***** Records for this task *****

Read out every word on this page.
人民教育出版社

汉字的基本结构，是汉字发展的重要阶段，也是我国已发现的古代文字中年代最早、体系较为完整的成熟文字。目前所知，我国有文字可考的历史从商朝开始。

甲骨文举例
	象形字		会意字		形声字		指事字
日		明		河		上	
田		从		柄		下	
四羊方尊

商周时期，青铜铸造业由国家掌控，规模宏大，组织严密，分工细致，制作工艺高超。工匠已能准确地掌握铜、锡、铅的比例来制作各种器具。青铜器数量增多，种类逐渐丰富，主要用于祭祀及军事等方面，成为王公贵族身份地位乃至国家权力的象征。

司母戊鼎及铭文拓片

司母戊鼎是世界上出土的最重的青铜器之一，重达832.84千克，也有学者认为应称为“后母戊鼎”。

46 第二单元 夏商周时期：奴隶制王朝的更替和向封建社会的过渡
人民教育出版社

*****

Copy all the entries verbatim.

*Reply:*
Read out every word on this page.
人民教育出版社

汉字的基本结构，是汉字发展的重要阶段，也是我国已发现的古代文字中年代最早、体系较为完整的成熟文字。目前所知，我国有文字可考的历史从商朝开始。

甲骨文举例
	象形字		会意字		形声字		指事字
日		明		河		上	
田		从		柄		下	
四羊方尊

商周时期，青铜铸造业由国家掌控，规模宏大，组织严密，分工细致，制作工艺高超。工匠已能准确地掌握铜、锡、铅的比例来制作各种器具。青铜器数量增多，种类逐渐丰富，主要用于祭祀及军事等方面，成为王公贵族身份地位乃至国家权力的象征。

司母戊鼎及铭文拓片

司母戊鼎是世界上出土的最重的青铜器之一，重达832.84千克，也有学者认为应称为“后母戊鼎”。

46 第二单元 夏商周时期：奴隶制王朝的更替和向封建社会的过渡
人民教育出版社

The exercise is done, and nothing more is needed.